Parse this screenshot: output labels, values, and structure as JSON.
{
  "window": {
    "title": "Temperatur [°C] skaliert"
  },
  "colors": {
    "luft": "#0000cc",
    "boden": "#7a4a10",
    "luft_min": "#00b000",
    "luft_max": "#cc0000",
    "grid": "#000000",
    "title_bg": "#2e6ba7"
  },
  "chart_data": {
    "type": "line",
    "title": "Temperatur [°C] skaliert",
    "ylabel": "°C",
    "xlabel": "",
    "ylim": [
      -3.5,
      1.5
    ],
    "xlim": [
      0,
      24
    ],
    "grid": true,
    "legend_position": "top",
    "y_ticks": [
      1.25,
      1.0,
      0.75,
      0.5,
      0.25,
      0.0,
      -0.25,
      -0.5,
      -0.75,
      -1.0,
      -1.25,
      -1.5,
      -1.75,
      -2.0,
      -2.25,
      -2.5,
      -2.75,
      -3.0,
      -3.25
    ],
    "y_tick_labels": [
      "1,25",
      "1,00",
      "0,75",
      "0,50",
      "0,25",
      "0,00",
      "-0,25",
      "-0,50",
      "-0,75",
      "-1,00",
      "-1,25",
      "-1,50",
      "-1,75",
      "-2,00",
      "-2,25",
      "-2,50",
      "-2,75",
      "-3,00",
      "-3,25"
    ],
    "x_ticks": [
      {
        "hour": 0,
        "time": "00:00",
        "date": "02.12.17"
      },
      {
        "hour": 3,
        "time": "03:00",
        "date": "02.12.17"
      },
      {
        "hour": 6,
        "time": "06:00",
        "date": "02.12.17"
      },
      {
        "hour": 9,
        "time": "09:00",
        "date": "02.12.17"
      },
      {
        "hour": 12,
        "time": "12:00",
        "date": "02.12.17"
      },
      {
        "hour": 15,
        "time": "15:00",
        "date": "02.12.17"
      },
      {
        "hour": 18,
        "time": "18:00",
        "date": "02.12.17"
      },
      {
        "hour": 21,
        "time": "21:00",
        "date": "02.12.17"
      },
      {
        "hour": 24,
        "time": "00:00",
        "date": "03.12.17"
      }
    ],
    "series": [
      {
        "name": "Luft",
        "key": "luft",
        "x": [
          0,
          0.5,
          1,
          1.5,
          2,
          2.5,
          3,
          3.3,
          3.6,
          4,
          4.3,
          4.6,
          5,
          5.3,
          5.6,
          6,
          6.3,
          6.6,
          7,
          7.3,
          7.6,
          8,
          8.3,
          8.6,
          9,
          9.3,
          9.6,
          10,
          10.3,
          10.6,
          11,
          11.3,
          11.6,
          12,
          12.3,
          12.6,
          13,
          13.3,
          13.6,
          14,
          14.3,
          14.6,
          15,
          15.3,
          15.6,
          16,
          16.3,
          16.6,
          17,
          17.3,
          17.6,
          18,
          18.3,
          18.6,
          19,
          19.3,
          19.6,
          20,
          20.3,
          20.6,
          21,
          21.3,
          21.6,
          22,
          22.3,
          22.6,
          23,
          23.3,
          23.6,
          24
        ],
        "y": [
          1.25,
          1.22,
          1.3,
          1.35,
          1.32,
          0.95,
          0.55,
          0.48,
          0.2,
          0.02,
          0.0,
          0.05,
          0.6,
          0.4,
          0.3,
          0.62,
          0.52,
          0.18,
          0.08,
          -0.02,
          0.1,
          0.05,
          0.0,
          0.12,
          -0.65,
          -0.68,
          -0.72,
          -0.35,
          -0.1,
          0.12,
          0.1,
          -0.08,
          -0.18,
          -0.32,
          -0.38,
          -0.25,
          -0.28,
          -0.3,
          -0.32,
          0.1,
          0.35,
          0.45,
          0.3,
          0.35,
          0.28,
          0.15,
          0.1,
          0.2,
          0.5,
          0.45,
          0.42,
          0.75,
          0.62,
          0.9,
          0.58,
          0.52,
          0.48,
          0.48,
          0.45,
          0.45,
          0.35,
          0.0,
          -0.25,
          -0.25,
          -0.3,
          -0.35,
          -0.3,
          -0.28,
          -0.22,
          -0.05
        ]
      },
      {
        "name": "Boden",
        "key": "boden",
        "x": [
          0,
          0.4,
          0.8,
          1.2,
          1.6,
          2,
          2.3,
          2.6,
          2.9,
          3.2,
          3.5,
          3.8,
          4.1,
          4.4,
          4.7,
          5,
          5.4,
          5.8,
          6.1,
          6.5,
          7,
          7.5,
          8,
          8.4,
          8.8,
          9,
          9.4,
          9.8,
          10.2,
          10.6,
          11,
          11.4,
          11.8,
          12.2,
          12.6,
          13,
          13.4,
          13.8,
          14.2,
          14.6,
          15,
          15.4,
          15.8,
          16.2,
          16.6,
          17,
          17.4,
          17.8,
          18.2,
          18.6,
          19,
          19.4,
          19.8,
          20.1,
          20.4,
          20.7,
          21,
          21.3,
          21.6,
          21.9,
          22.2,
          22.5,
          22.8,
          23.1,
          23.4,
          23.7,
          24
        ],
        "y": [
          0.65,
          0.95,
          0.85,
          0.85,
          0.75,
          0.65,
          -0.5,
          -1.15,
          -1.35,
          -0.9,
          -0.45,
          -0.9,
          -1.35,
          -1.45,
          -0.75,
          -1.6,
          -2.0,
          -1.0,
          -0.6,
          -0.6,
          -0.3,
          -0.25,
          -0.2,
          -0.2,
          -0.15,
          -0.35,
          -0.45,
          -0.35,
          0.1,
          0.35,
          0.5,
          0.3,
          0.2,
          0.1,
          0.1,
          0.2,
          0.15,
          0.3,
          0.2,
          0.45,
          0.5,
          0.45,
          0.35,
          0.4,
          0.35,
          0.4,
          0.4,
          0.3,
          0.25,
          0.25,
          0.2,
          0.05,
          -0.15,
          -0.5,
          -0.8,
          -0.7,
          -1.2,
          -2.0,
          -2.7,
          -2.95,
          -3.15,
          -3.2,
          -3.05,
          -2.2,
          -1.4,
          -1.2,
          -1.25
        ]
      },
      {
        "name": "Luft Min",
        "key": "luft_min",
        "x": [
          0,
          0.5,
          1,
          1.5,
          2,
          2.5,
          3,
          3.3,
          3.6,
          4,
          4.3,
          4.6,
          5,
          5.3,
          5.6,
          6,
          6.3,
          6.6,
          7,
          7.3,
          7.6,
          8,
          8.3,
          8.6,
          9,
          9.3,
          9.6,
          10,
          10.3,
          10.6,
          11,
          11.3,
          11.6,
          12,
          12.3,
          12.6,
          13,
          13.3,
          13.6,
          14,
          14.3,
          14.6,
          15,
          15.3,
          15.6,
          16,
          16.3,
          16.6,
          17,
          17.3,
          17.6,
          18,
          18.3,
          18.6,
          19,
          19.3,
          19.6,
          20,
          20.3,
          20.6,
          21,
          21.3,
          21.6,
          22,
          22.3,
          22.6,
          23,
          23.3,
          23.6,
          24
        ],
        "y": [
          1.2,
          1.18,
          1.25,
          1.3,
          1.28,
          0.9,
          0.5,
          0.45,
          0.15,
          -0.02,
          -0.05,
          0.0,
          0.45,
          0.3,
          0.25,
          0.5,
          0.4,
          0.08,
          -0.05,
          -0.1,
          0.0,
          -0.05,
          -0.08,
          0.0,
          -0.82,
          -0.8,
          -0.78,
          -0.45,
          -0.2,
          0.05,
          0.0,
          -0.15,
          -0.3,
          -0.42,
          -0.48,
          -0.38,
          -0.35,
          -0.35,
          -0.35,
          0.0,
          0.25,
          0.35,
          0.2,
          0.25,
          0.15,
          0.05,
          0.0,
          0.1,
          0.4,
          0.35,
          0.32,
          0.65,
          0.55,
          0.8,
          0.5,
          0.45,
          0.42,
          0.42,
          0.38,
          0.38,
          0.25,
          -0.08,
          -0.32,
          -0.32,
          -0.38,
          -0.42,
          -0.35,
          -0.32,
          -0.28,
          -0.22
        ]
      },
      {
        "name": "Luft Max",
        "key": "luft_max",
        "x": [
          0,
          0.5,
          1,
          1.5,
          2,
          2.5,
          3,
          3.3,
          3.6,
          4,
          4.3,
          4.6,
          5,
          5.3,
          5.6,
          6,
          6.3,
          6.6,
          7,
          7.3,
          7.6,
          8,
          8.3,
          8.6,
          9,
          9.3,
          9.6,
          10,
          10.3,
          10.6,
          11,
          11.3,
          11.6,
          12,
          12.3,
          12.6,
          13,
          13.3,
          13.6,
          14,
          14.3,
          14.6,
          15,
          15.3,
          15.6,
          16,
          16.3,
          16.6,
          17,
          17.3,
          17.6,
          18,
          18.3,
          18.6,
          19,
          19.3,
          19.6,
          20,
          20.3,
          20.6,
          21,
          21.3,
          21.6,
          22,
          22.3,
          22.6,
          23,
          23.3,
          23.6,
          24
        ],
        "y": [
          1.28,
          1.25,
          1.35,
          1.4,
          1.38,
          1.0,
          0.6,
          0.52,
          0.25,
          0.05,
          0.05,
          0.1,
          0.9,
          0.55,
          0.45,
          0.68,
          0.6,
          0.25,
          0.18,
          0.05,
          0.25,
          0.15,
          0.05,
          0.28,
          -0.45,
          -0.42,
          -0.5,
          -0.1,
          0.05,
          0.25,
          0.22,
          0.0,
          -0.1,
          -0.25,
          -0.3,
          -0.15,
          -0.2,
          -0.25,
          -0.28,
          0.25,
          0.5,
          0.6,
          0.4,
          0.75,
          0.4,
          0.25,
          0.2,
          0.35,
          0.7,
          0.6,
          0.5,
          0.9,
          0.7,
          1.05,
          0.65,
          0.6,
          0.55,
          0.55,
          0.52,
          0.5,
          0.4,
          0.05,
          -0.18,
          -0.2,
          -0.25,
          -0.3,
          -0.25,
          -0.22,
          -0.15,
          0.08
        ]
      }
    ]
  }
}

**Required task**: From the listing, tally every line with the word "hour" in it and give only the tally.

**Exercise answer**: 9